The garden is at 4,000 feet above sea level, so he is able to grow tropical, subtropical and low-chill varieties of temperate fruit. In April, he and his brother will expand their operation to a seven-acre site, all tended to traditional methods of farming that Vilasini is also at work reviving.

“We have lost so much in terms of the kinds of plants we have. Different cultures used to grow so many different kinds of plants that were eaten as part of regular diets. There are 80 different kinds of edible mushrooms in Kerala, and we eat five or six. Before there was coffee, people roasted dandelion roots.”

Vilasini’s thoughts on sustainability come out in short bursts, and tend to remain unfinished; he barely gets to the end of a discussion on the pre-Colombian charcoal use and carbon sequestration when he is on to butterfly diversity, which is itself interrupted by remarks on the importance of the mycelium layer, or the growth of fungus in a forest.

Set problem - From the passage on Vilasini's garden, list the kinds of fruit that its elevation allows to be grown there.

Supplied data -
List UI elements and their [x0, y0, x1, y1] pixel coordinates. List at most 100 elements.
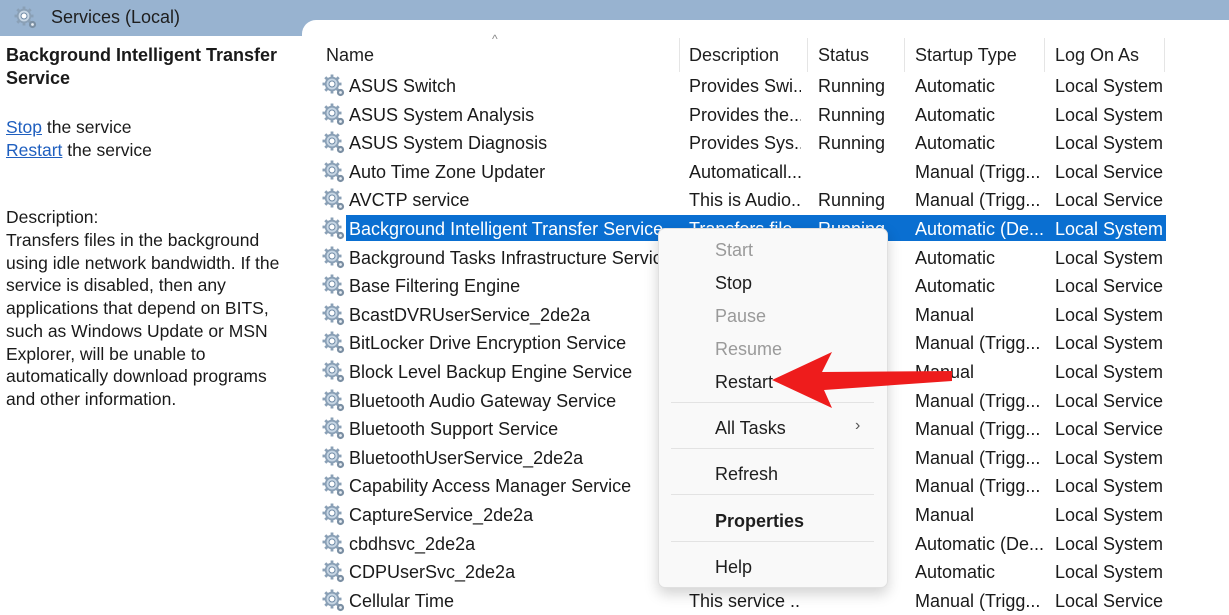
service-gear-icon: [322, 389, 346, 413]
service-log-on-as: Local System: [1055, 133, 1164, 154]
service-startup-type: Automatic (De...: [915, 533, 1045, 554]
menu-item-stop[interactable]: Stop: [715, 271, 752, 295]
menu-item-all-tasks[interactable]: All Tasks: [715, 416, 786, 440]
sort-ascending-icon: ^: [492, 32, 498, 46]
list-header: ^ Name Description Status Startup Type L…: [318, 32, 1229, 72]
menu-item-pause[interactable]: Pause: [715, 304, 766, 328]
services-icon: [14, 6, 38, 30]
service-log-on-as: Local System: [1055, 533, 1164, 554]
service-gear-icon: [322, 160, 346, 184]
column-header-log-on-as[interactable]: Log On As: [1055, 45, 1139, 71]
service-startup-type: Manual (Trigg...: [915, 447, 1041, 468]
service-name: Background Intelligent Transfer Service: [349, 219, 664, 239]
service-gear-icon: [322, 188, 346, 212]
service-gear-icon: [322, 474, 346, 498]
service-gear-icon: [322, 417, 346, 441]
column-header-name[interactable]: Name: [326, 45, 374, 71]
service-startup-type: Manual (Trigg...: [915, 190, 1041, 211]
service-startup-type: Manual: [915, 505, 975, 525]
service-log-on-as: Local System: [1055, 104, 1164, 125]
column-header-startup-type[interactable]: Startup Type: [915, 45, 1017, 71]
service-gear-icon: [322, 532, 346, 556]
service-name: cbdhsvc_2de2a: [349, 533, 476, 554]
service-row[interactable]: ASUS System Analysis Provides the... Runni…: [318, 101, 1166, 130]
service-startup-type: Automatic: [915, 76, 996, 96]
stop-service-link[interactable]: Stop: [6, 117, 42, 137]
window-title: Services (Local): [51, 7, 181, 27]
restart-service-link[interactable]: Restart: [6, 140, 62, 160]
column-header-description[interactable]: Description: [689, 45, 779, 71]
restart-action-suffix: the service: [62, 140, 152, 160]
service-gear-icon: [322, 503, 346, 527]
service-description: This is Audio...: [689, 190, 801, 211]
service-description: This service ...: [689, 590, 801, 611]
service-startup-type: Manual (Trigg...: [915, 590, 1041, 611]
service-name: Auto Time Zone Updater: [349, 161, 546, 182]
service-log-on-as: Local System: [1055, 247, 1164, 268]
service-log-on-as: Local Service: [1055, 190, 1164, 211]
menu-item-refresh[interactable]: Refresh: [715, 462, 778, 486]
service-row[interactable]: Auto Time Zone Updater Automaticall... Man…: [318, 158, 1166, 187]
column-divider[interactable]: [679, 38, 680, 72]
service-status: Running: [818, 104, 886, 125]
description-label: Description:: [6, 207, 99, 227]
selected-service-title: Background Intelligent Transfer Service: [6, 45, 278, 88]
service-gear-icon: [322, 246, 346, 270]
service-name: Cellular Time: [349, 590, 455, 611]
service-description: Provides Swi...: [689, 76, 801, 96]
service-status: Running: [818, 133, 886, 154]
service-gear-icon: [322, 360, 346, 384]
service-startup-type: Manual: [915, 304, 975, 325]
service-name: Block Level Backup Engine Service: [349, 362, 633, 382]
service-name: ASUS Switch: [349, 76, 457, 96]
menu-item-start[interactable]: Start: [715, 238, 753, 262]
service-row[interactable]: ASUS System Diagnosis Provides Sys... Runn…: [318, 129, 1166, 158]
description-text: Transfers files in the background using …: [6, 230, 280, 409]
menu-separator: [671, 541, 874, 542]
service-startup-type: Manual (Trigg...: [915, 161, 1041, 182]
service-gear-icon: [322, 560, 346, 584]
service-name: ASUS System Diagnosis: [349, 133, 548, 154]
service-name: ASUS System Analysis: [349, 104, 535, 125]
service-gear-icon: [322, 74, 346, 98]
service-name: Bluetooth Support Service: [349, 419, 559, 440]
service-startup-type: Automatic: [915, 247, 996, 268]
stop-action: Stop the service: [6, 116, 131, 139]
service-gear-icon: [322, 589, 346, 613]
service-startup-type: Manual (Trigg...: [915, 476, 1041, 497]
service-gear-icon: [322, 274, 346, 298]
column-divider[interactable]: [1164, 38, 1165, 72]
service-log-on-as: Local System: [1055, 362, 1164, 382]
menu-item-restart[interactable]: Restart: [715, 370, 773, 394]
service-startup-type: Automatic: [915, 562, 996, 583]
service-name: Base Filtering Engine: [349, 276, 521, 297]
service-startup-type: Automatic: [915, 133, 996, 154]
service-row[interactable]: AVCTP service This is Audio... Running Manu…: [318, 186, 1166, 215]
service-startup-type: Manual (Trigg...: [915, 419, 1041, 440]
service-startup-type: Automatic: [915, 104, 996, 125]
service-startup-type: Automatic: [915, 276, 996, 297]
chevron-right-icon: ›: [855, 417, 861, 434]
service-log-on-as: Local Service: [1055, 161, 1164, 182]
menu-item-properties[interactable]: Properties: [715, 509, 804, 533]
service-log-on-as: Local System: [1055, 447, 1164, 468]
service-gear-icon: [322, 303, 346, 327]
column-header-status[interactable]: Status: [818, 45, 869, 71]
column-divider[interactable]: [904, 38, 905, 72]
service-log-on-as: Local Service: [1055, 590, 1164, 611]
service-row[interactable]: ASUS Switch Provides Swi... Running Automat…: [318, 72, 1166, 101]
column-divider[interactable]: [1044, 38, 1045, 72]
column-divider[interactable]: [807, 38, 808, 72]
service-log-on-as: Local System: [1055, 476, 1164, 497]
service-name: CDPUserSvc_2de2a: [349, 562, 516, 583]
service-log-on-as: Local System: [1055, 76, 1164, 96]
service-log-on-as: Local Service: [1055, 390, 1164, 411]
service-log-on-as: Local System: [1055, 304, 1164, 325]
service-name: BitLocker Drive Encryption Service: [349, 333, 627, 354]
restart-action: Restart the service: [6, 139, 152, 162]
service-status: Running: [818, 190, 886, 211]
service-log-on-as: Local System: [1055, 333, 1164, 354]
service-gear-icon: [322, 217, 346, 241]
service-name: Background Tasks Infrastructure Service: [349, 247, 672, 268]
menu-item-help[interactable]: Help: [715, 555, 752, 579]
==
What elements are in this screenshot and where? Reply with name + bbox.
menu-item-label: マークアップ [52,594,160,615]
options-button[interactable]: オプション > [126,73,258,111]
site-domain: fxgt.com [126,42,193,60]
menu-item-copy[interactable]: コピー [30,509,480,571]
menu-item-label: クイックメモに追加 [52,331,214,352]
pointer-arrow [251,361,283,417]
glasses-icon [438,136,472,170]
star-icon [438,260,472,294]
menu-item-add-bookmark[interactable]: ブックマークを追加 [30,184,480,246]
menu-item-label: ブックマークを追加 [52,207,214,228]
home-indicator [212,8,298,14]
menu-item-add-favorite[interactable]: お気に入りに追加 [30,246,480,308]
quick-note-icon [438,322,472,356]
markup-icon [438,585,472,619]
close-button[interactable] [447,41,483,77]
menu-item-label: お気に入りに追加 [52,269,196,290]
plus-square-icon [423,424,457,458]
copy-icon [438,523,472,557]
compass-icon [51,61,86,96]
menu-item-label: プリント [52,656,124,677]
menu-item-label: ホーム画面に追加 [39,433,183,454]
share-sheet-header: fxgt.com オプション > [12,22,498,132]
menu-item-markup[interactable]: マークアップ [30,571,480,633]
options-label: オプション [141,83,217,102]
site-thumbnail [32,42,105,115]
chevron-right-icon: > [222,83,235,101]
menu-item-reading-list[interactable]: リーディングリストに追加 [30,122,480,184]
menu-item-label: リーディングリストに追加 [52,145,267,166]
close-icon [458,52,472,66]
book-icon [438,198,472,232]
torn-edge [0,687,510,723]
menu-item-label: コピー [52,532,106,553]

The response - Tropical fruit, subtropical fruit, and low-chill varieties of temperate fruit.